**Problem description**.
Would you print out all of the data exactly and keep the pictures out of it?

**The data**.
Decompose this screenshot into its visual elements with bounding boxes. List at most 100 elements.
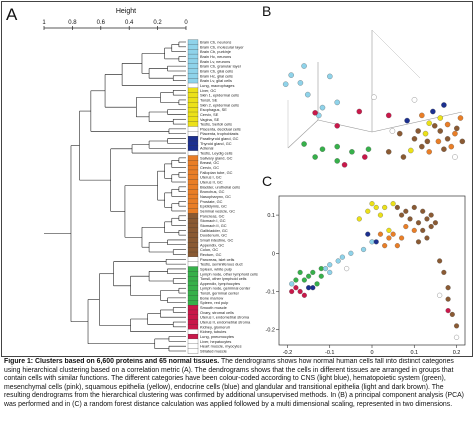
pca-point [341, 162, 348, 168]
leaf-color-box [187, 174, 199, 181]
dendrogram-axis-ticks: 1 0.8 0.6 0.4 0.2 0 [42, 20, 188, 30]
mds-point [432, 220, 438, 226]
leaf-label: Bone marrow [200, 295, 223, 300]
mds-point [297, 288, 303, 295]
pca-point [356, 108, 363, 115]
mds-point [445, 285, 451, 291]
leaf-label: Tonsil, other lymphoid cells [200, 276, 247, 281]
leaf-label: Uterus I, GC [200, 175, 222, 180]
leaf-color-box [187, 73, 199, 79]
pca-point [385, 149, 392, 155]
leaf-color-box [187, 58, 199, 65]
mds-point [297, 269, 303, 275]
pca-point [288, 72, 294, 78]
mds-point [377, 231, 384, 237]
mds-axis-ticks: -0.2 -0.1 0 0.1 0.2 -0.2 -0.1 0 0.1 [266, 213, 461, 356]
mds-point [390, 201, 396, 207]
leaf-color-box [187, 193, 199, 200]
pca-point [452, 130, 458, 137]
mds-point [322, 266, 329, 272]
leaf-label: Ovary, stromal cells [200, 310, 234, 315]
leaf-color-box [187, 324, 199, 330]
panel-label-a: A [6, 5, 18, 24]
leaf-color-box [187, 222, 199, 229]
leaf-label: Brain Cb, molecular layer [200, 44, 244, 49]
leaf-label: Smooth muscle [200, 305, 227, 310]
leaf-label: Kidney, glomeruli [200, 324, 230, 329]
dendrogram-panel: Height 1 0.8 0.6 0.4 0.2 0 Brain Cb, neuronsB… [42, 8, 258, 354]
pca-point [327, 73, 333, 80]
leaf-label: Uterus II, GC [200, 180, 223, 185]
mds-x-tick-label: 0.2 [453, 350, 461, 356]
leaf-color-box [187, 251, 199, 258]
figure-caption: Figure 1: Clusters based on 6,600 protei… [4, 358, 470, 438]
leaf-label: Tonsil, germinal center [200, 291, 240, 296]
caption-body: The dendrograms shows how normal human c… [4, 358, 464, 408]
mds-y-tick-label: -0.1 [266, 290, 275, 296]
mds-y-tick-label: 0 [272, 251, 275, 257]
leaf-label: Brain Cb, granular layer [200, 64, 242, 69]
pca-point [437, 128, 443, 134]
leaf-label: Kidney, tubules [200, 329, 226, 334]
leaf-color-box [187, 285, 199, 292]
leaf-color-box [187, 169, 199, 176]
leaf-color-box [187, 160, 199, 166]
pca-point [305, 91, 311, 98]
leaf-label: Gallbladder, GC [200, 228, 228, 233]
mds-point [424, 235, 430, 241]
mds-point [415, 220, 422, 226]
pca-point [334, 158, 340, 164]
mds-x-tick-label: -0.2 [283, 350, 292, 356]
leaf-color-box [187, 179, 199, 185]
leaf-color-box [187, 184, 199, 190]
leaf-color-box [187, 39, 199, 45]
leaf-color-box [187, 107, 199, 113]
leaf-label: Testis, Sertoli cells [200, 122, 232, 127]
mds-point [420, 208, 426, 214]
mds-point [301, 277, 307, 283]
pca-3d-points [282, 63, 466, 168]
leaf-color-box [187, 309, 199, 316]
mds-point [386, 235, 392, 241]
leaf-color-box [187, 97, 199, 103]
leaf-color-box [187, 271, 199, 277]
leaf-color-box [187, 140, 199, 147]
leaf-label: Pancreas, GC [200, 213, 225, 218]
leaf-color-box [187, 198, 199, 205]
mds-point [428, 212, 434, 218]
leaf-label: Colon, GC [200, 247, 218, 252]
pca-point [422, 130, 429, 137]
leaf-color-box [187, 237, 199, 243]
leaf-label: Seminal vesicle, GC [200, 208, 235, 213]
leaf-color-box [187, 82, 199, 89]
leaf-label: Skin 1, epidermal cells [200, 93, 239, 98]
leaf-label: Heart muscle, myocytes [200, 344, 242, 349]
leaf-color-box [187, 131, 199, 137]
leaf-label: Appendix, GC [200, 242, 224, 247]
pca-point [400, 154, 407, 160]
mds-point [360, 246, 367, 253]
leaf-color-box [187, 49, 199, 55]
leaf-color-box [187, 256, 199, 263]
pca-point [297, 80, 304, 86]
mds-point [399, 235, 405, 241]
pca-point [448, 143, 455, 150]
mds-point [301, 292, 307, 298]
leaf-label: Duodenum, GC [200, 233, 227, 238]
leaf-color-box [187, 276, 199, 282]
mds-point [314, 281, 320, 287]
mds-point [310, 269, 316, 275]
pca-3d-axes [287, 29, 463, 149]
pca-point [319, 146, 326, 152]
pca-point [426, 149, 432, 155]
leaf-label: Striated muscle [200, 349, 227, 354]
leaf-color-box [187, 333, 199, 340]
mds-point [289, 281, 295, 287]
dendrogram-tick-label: 1 [42, 20, 46, 26]
mds-point [411, 204, 417, 211]
mds-x-tick-label: 0 [370, 350, 373, 356]
dendrogram-tick-label: 0.2 [153, 20, 162, 26]
pca-point [459, 138, 466, 145]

**Written reply**.
Decompose this screenshot into its visual elements with bounding boxes. List at most 100 elements.
pca-point [341, 162, 348, 168]
leaf-color-box [187, 174, 199, 181]
dendrogram-axis-ticks: 1 0.8 0.6 0.4 0.2 0 [42, 20, 188, 30]
mds-point [432, 220, 438, 226]
leaf-label: Bone marrow [200, 295, 223, 300]
mds-point [297, 288, 303, 295]
pca-point [356, 108, 363, 115]
mds-point [445, 285, 451, 291]
leaf-label: Tonsil, other lymphoid cells [200, 276, 247, 281]
leaf-label: Uterus I, GC [200, 175, 222, 180]
leaf-color-box [187, 73, 199, 79]
pca-point [385, 149, 392, 155]
leaf-color-box [187, 58, 199, 65]
mds-point [297, 269, 303, 275]
pca-point [288, 72, 294, 78]
mds-point [377, 231, 384, 237]
mds-axis-ticks: -0.2 -0.1 0 0.1 0.2 -0.2 -0.1 0 0.1 [266, 213, 461, 356]
mds-point [390, 201, 396, 207]
leaf-color-box [187, 193, 199, 200]
pca-point [452, 130, 458, 137]
mds-point [322, 266, 329, 272]
leaf-label: Ovary, stromal cells [200, 310, 234, 315]
leaf-color-box [187, 324, 199, 330]
panel-label-a: A [6, 5, 18, 24]
leaf-color-box [187, 222, 199, 229]
leaf-label: Brain Cb, molecular layer [200, 44, 244, 49]
leaf-label: Smooth muscle [200, 305, 227, 310]
leaf-label: Kidney, glomeruli [200, 324, 230, 329]
dendrogram-panel: Height 1 0.8 0.6 0.4 0.2 0 Brain Cb, neuronsB… [42, 8, 258, 354]
pca-point [327, 73, 333, 80]
leaf-label: Uterus II, GC [200, 180, 223, 185]
mds-x-tick-label: 0.2 [453, 350, 461, 356]
leaf-color-box [187, 251, 199, 258]
figure-caption: Figure 1: Clusters based on 6,600 protei… [4, 358, 470, 438]
leaf-label: Tonsil, germinal center [200, 291, 240, 296]
caption-body: The dendrograms shows how normal human c… [4, 358, 464, 408]
mds-y-tick-label: -0.1 [266, 290, 275, 296]
mds-y-tick-label: 0 [272, 251, 275, 257]
leaf-label: Brain Cb, granular layer [200, 64, 242, 69]
pca-point [437, 128, 443, 134]
leaf-label: Kidney, tubules [200, 329, 226, 334]
leaf-color-box [187, 285, 199, 292]
leaf-color-box [187, 169, 199, 176]
leaf-color-box [187, 160, 199, 166]
pca-point [305, 91, 311, 98]
leaf-label: Gallbladder, GC [200, 228, 228, 233]
mds-point [424, 235, 430, 241]
mds-point [415, 220, 422, 226]
pca-point [334, 158, 340, 164]
mds-x-tick-label: -0.2 [283, 350, 292, 356]
leaf-color-box [187, 179, 199, 185]
leaf-color-box [187, 184, 199, 190]
leaf-color-box [187, 39, 199, 45]
leaf-color-box [187, 107, 199, 113]
leaf-label: Testis, Sertoli cells [200, 122, 232, 127]
mds-point [420, 208, 426, 214]
mds-point [301, 277, 307, 283]
pca-3d-points [282, 63, 466, 168]
leaf-color-box [187, 309, 199, 316]
mds-point [386, 235, 392, 241]
leaf-color-box [187, 97, 199, 103]
leaf-color-box [187, 271, 199, 277]
leaf-color-box [187, 140, 199, 147]
leaf-label: Pancreas, GC [200, 213, 225, 218]
leaf-color-box [187, 198, 199, 205]
mds-point [428, 212, 434, 218]
leaf-label: Colon, GC [200, 247, 218, 252]
pca-point [422, 130, 429, 137]
leaf-color-box [187, 237, 199, 243]
leaf-label: Seminal vesicle, GC [200, 208, 235, 213]
leaf-color-box [187, 82, 199, 89]
leaf-label: Skin 1, epidermal cells [200, 93, 239, 98]
leaf-label: Heart muscle, myocytes [200, 344, 242, 349]
leaf-color-box [187, 131, 199, 137]
leaf-label: Appendix, GC [200, 242, 224, 247]
pca-point [400, 154, 407, 160]
mds-point [360, 246, 367, 253]
leaf-color-box [187, 49, 199, 55]
leaf-color-box [187, 256, 199, 263]
pca-point [297, 80, 304, 86]
mds-point [399, 235, 405, 241]
pca-point [448, 143, 455, 150]
mds-point [301, 292, 307, 298]
leaf-label: Duodenum, GC [200, 233, 227, 238]
leaf-color-box [187, 276, 199, 282]
mds-point [314, 281, 320, 287]
mds-point [310, 269, 316, 275]
pca-3d-axes [287, 29, 463, 149]
pca-point [319, 146, 326, 152]
pca-point [426, 149, 432, 155]
leaf-label: Striated muscle [200, 349, 227, 354]
leaf-color-box [187, 333, 199, 340]
mds-point [289, 281, 295, 287]
dendrogram-tick-label: 1 [42, 20, 46, 26]
mds-point [411, 204, 417, 211]
mds-x-tick-label: 0 [370, 350, 373, 356]
dendrogram-tick-label: 0.2 [153, 20, 162, 26]
pca-point [459, 138, 466, 145]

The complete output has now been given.